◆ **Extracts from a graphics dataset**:
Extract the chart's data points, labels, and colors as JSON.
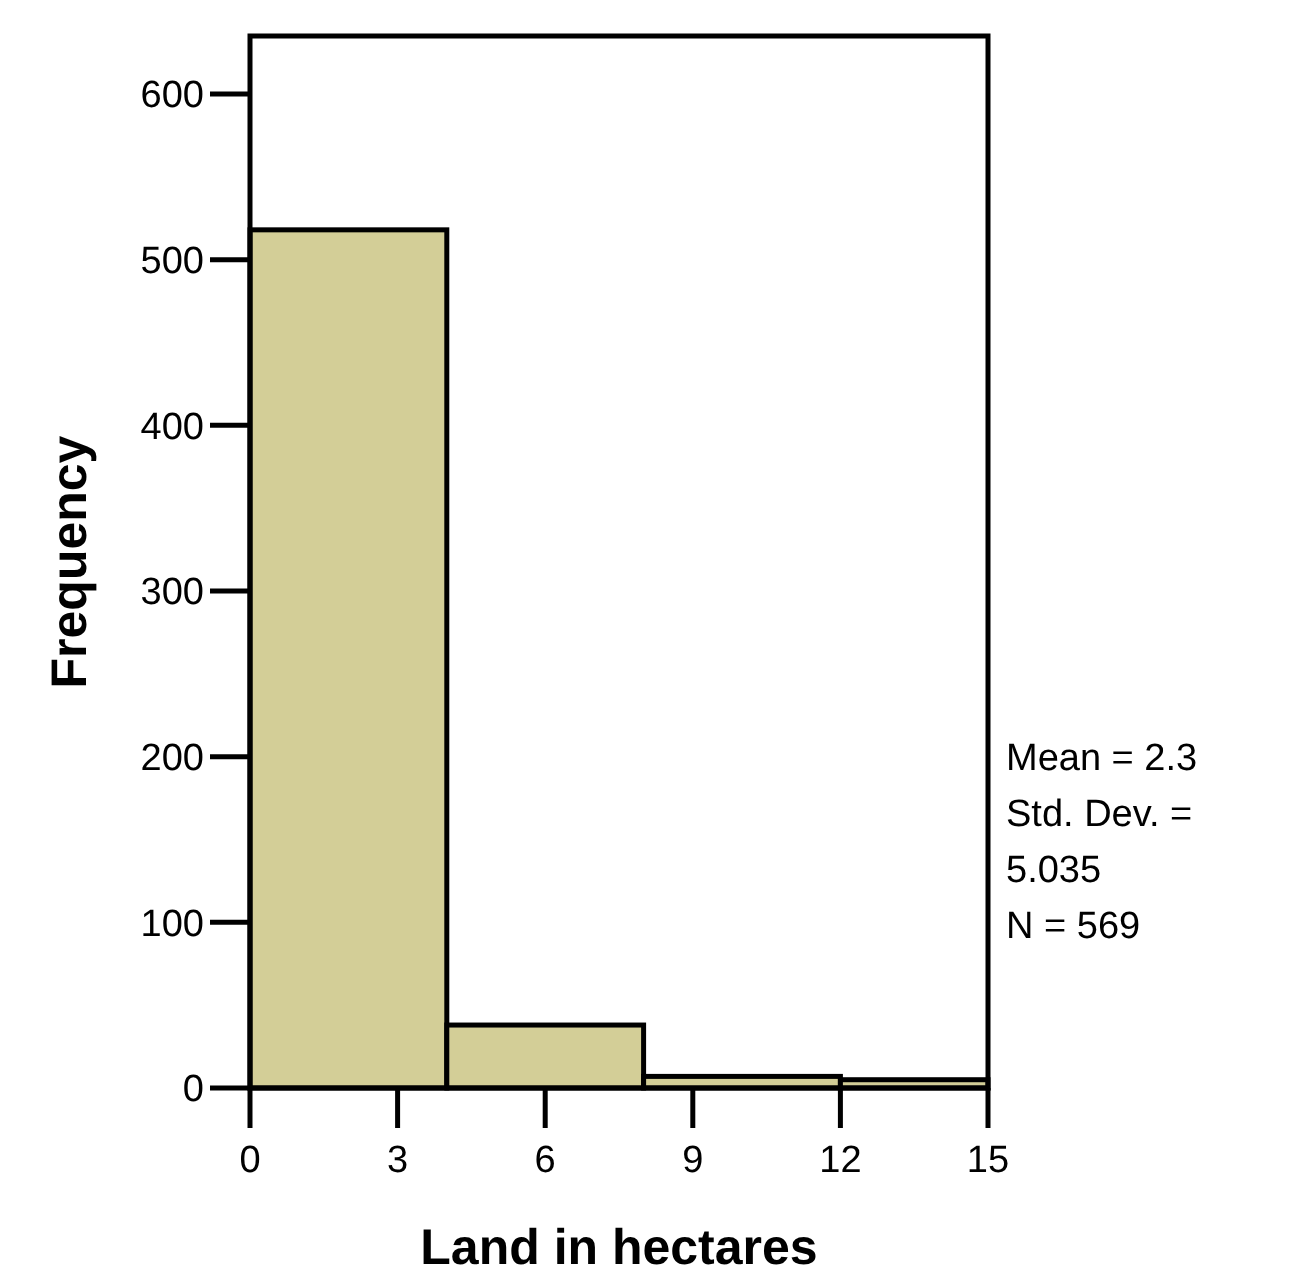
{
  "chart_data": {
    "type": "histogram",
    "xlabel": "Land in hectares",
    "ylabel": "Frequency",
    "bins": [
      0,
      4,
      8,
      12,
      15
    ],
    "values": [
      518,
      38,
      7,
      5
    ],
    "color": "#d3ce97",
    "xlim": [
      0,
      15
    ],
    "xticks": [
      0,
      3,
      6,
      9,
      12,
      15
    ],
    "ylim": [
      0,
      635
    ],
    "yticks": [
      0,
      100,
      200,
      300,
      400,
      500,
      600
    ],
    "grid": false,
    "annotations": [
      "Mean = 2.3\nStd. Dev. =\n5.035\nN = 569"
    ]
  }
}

◆ **Requirements**: Give every line above again exactly, with no pictures.

◆ **Answer to the problem**:
Extract the chart's data points, labels, and colors as JSON.
{
  "chart_data": {
    "type": "histogram",
    "xlabel": "Land in hectares",
    "ylabel": "Frequency",
    "bins": [
      0,
      4,
      8,
      12,
      15
    ],
    "values": [
      518,
      38,
      7,
      5
    ],
    "color": "#d3ce97",
    "xlim": [
      0,
      15
    ],
    "xticks": [
      0,
      3,
      6,
      9,
      12,
      15
    ],
    "ylim": [
      0,
      635
    ],
    "yticks": [
      0,
      100,
      200,
      300,
      400,
      500,
      600
    ],
    "grid": false,
    "annotations": [
      "Mean = 2.3\nStd. Dev. =\n5.035\nN = 569"
    ]
  }
}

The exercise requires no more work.